start EXCERPTED DATA
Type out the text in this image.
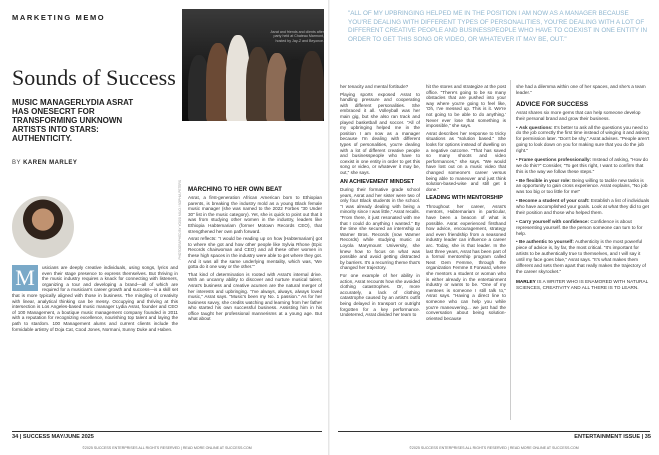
MARKETING MEMO
Sounds of Success
MUSIC MANAGERLYDIA ASRAT HAS ONESECRT FOR TRANSFORMING UNKNOWN ARTISTS INTO STARS: AUTHENTICITY.
BY KAREN MARLEY
Asrat and friends and clients after party held at Chateau Marmont, hosted by Jay-Z and Beyonce.
PHOTOGRAPHED BY YOSSI MILO / SOPHIA PETERS
M	usicians are deeply creative individuals, using songs, lyrics and even their stage presence to express themselves. But thriving in the music industry requires a knack for connecting with listeners, organizing a tour and developing a brand—all of which are required for a musician's career growth and success—is a skill set that is more typically aligned with those in business. The mingling of creativity with linear, analytical thinking can be messy. Occupying and thriving at this intersection is Los Angeles-based music manager Lydia Asrat, founder and CEO of 100 Management, a boutique music management company founded in 2011 with a reputation for recognizing excellence, nourishing top talent and laying the path to stardom. 100 Management alums and current clients include the formidable artistry of Doja Cat, Cood Jones, Normani, Sunny Duke and Haben.
MARCHING TO HER OWN BEAT

Asrat, a first-generation African American born to Ethiopian parents, is breaking the industry mold as a young Black female music manager (she was named to the 2022 Forbes "30 Under 30" list in the music category). Yet, she is quick to point out that it was from studying other women in the industry, leaders like Ethiopia Habtemariam (former Motown Records CEO), that strengthened her own path forward.

Asrat reflects: "I would be reading up on how [Habtemariam] got to where she got and how other people like Sylvia Rhone (Epic Records chairwoman and CEO) and all these other women in these high spaces in the industry were able to get where they got. And it was all the same underlying mentality, which was, 'We gotta do it one way or the other.'"

That kind of determination is rooted with Asrat's internal drive. With an uncanny ability to discover and nurture musical talent, Asrat's business and creative acumen are the natural merger of her interests and upbringing. "I've always, always, always loved music," Asrat says. "Music's been my No. 1 passion." As for her business savvy, she credits watching and learning from her father who started his own successful business. Assisting him in his office taught her professional mannerisms at a young age. But what about

34 | SUCCESS MAY/JUNE 2025
©2025 SUCCESS ENTERPRISES ALL RIGHTS RESERVED | READ MORE ONLINE AT SUCCESS.COM

her tenacity and mental fortitude?

Playing sports exposed Asrat to handling pressure and cooperating with different personalities. She embraced it all. Volleyball was her main gig, but she also ran track and played basketball and soccer. "All of my upbringing helped me in the position I am now as a manager because I'm dealing with different types of personalities, you're dealing with a lot of different creative people and businesspeople who have to coexist in one entity in order to get this song or video, or whatever it may be, out," she says.

AN ACHIEVEMENT MINDSET

During their formative grade school years, Asrat and her sister were two of only four Black students in the school. "I was already dealing with being a minority since I was little," Asrat recalls. "From there, it just resonated with me that I could do anything I wanted." By the time she secured an internship at Warner Bros. Records (now Warner Records) while studying music at Loyola Marymount University, she knew how to focus on what was possible and avoid getting distracted by barriers. It's a recurring theme that's changed her trajectory.

For one example of her ability in action, Asrat recounts how she avoided clothing catastrophes. Or, more accurately, a lack of clothing catastrophe caused by an artist's outfit being delayed in transport or outright forgotten for a key performance. Undeterred, Asrat divided her team to

hit the stores and strategize at the post office. "There's going to be so many obstacles that are pushed into your way where you're going to feel like, 'Oh, I've messed up. This is it. We're not going to be able to do anything.' Never ever lose that something is impossible," she says.

Asrat describes her response to tricky situations as "solution based." She looks for options instead of dwelling on a negative outcome. "That has saved so many shoots and video performances," she says. "We would have lost out on a music video that changed someone's career versus being able to maneuver and just think solution-based-wise and still get it done."

LEADING WITH MENTORSHIP

Throughout her career, Asrat's mentors, Habtemariam in particular, have been a beacon of what is possible. Asrat experienced firsthand how advice, encouragement, strategy and even friendship from a seasoned industry leader can influence a career arc. Today, she is that leader. In the last three years, Asrat has been part of a formal mentorship program called Next Gem Femme, through the organization Femme It Forward, where she mentors a student or woman who is either already in the entertainment industry or wants to be. "One of my mentees is someone I still talk to," Asrat says. "Having a direct line to someone who can help you while you're maneuvering... we just had the conversation about being solution-oriented because

"ALL OF MY UPBRINGING HELPED ME IN THE POSITION I AM NOW AS A MANAGER BECAUSE YOU'RE DEALING WITH DIFFERENT TYPES OF PERSONALITIES, YOU'RE DEALING WITH A LOT OF DIFFERENT CREATIVE PEOPLE AND BUSINESSPEOPLE WHO HAVE TO COEXIST IN ONE ENTITY IN ORDER TO GET THIS SONG OR VIDEO, OR WHATEVER IT MAY BE, OUT."
she had a dilemma within one of her spaces, and she's a team leader."
ADVICE FOR SUCCESS
Asrat shares six more gems that can help someone develop their personal brand and grow their business.
• Ask questions: It's better to ask all the questions you need to do the job correctly the first time instead of winging it and asking for permission later. "Don't be shy," Asrat advises. "People aren't going to look down on you for making sure that you do the job right."
• Frame questions professionally: Instead of asking, "How do we do this?" Consider, "To get this right, I want to confirm that this is the way we follow these steps."
• Be flexible in your role: Being willing to tackle new tasks is an opportunity to gain cross experience. Asrat explains, "No job was too big or too little for me!"
• Become a student of your craft: Establish a list of individuals who have accomplished your goals. Look at what they did to get their position and those who helped them.
• Carry yourself with confidence: Confidence is about representing yourself. Be the person someone can turn to for help.
• Be authentic to yourself: Authenticity is the most powerful piece of advice is, by far, the most critical. "It's important for artists to be authentically true to themselves, and I will say it until my face goes blue," Asrat says. "It's what makes them different and sets them apart that really makes the trajectory of the career skyrocket."
MARLEY IS A WRITER WHO IS ENAMORED WITH NATURAL SCIENCES, CREATIVITY AND ALL THERE IS TO LEARN.
ENTERTAINMENT ISSUE | 35
©2025 SUCCESS ENTERPRISES ALL RIGHTS RESERVED | READ MORE ONLINE AT SUCCESS.COM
end EXCERPTED DATA
Print out the lines exactly, skipping any picture.

RESULT OF THIS TASK:
Type out the text in this image.
MARKETING MEMO
Sounds of Success
MUSIC MANAGERLYDIA ASRAT HAS ONESECRT FOR TRANSFORMING UNKNOWN ARTISTS INTO STARS: AUTHENTICITY.
BY KAREN MARLEY
Asrat and friends and clients after party held at Chateau Marmont, hosted by Jay-Z and Beyonce.
PHOTOGRAPHED BY YOSSI MILO / SOPHIA PETERS
M	usicians are deeply creative individuals, using songs, lyrics and even their stage presence to express themselves. But thriving in the music industry requires a knack for connecting with listeners, organizing a tour and developing a brand—all of which are required for a musician's career growth and success—is a skill set that is more typically aligned with those in business. The mingling of creativity with linear, analytical thinking can be messy. Occupying and thriving at this intersection is Los Angeles-based music manager Lydia Asrat, founder and CEO of 100 Management, a boutique music management company founded in 2011 with a reputation for recognizing excellence, nourishing top talent and laying the path to stardom. 100 Management alums and current clients include the formidable artistry of Doja Cat, Cood Jones, Normani, Sunny Duke and Haben.
MARCHING TO HER OWN BEAT

Asrat, a first-generation African American born to Ethiopian parents, is breaking the industry mold as a young Black female music manager (she was named to the 2022 Forbes "30 Under 30" list in the music category). Yet, she is quick to point out that it was from studying other women in the industry, leaders like Ethiopia Habtemariam (former Motown Records CEO), that strengthened her own path forward.

Asrat reflects: "I would be reading up on how [Habtemariam] got to where she got and how other people like Sylvia Rhone (Epic Records chairwoman and CEO) and all these other women in these high spaces in the industry were able to get where they got. And it was all the same underlying mentality, which was, 'We gotta do it one way or the other.'"

That kind of determination is rooted with Asrat's internal drive. With an uncanny ability to discover and nurture musical talent, Asrat's business and creative acumen are the natural merger of her interests and upbringing. "I've always, always, always loved music," Asrat says. "Music's been my No. 1 passion." As for her business savvy, she credits watching and learning from her father who started his own successful business. Assisting him in his office taught her professional mannerisms at a young age. But what about

34 | SUCCESS MAY/JUNE 2025
©2025 SUCCESS ENTERPRISES ALL RIGHTS RESERVED | READ MORE ONLINE AT SUCCESS.COM

her tenacity and mental fortitude?

Playing sports exposed Asrat to handling pressure and cooperating with different personalities. She embraced it all. Volleyball was her main gig, but she also ran track and played basketball and soccer. "All of my upbringing helped me in the position I am now as a manager because I'm dealing with different types of personalities, you're dealing with a lot of different creative people and businesspeople who have to coexist in one entity in order to get this song or video, or whatever it may be, out," she says.

AN ACHIEVEMENT MINDSET

During their formative grade school years, Asrat and her sister were two of only four Black students in the school. "I was already dealing with being a minority since I was little," Asrat recalls. "From there, it just resonated with me that I could do anything I wanted." By the time she secured an internship at Warner Bros. Records (now Warner Records) while studying music at Loyola Marymount University, she knew how to focus on what was possible and avoid getting distracted by barriers. It's a recurring theme that's changed her trajectory.

For one example of her ability in action, Asrat recounts how she avoided clothing catastrophes. Or, more accurately, a lack of clothing catastrophe caused by an artist's outfit being delayed in transport or outright forgotten for a key performance. Undeterred, Asrat divided her team to

hit the stores and strategize at the post office. "There's going to be so many obstacles that are pushed into your way where you're going to feel like, 'Oh, I've messed up. This is it. We're not going to be able to do anything.' Never ever lose that something is impossible," she says.

Asrat describes her response to tricky situations as "solution based." She looks for options instead of dwelling on a negative outcome. "That has saved so many shoots and video performances," she says. "We would have lost out on a music video that changed someone's career versus being able to maneuver and just think solution-based-wise and still get it done."

LEADING WITH MENTORSHIP

Throughout her career, Asrat's mentors, Habtemariam in particular, have been a beacon of what is possible. Asrat experienced firsthand how advice, encouragement, strategy and even friendship from a seasoned industry leader can influence a career arc. Today, she is that leader. In the last three years, Asrat has been part of a formal mentorship program called Next Gem Femme, through the organization Femme It Forward, where she mentors a student or woman who is either already in the entertainment industry or wants to be. "One of my mentees is someone I still talk to," Asrat says. "Having a direct line to someone who can help you while you're maneuvering... we just had the conversation about being solution-oriented because

"ALL OF MY UPBRINGING HELPED ME IN THE POSITION I AM NOW AS A MANAGER BECAUSE YOU'RE DEALING WITH DIFFERENT TYPES OF PERSONALITIES, YOU'RE DEALING WITH A LOT OF DIFFERENT CREATIVE PEOPLE AND BUSINESSPEOPLE WHO HAVE TO COEXIST IN ONE ENTITY IN ORDER TO GET THIS SONG OR VIDEO, OR WHATEVER IT MAY BE, OUT."
she had a dilemma within one of her spaces, and she's a team leader."
ADVICE FOR SUCCESS
Asrat shares six more gems that can help someone develop their personal brand and grow their business.
• Ask questions: It's better to ask all the questions you need to do the job correctly the first time instead of winging it and asking for permission later. "Don't be shy," Asrat advises. "People aren't going to look down on you for making sure that you do the job right."
• Frame questions professionally: Instead of asking, "How do we do this?" Consider, "To get this right, I want to confirm that this is the way we follow these steps."
• Be flexible in your role: Being willing to tackle new tasks is an opportunity to gain cross experience. Asrat explains, "No job was too big or too little for me!"
• Become a student of your craft: Establish a list of individuals who have accomplished your goals. Look at what they did to get their position and those who helped them.
• Carry yourself with confidence: Confidence is about representing yourself. Be the person someone can turn to for help.
• Be authentic to yourself: Authenticity is the most powerful piece of advice is, by far, the most critical. "It's important for artists to be authentically true to themselves, and I will say it until my face goes blue," Asrat says. "It's what makes them different and sets them apart that really makes the trajectory of the career skyrocket."
MARLEY IS A WRITER WHO IS ENAMORED WITH NATURAL SCIENCES, CREATIVITY AND ALL THERE IS TO LEARN.
ENTERTAINMENT ISSUE | 35
©2025 SUCCESS ENTERPRISES ALL RIGHTS RESERVED | READ MORE ONLINE AT SUCCESS.COM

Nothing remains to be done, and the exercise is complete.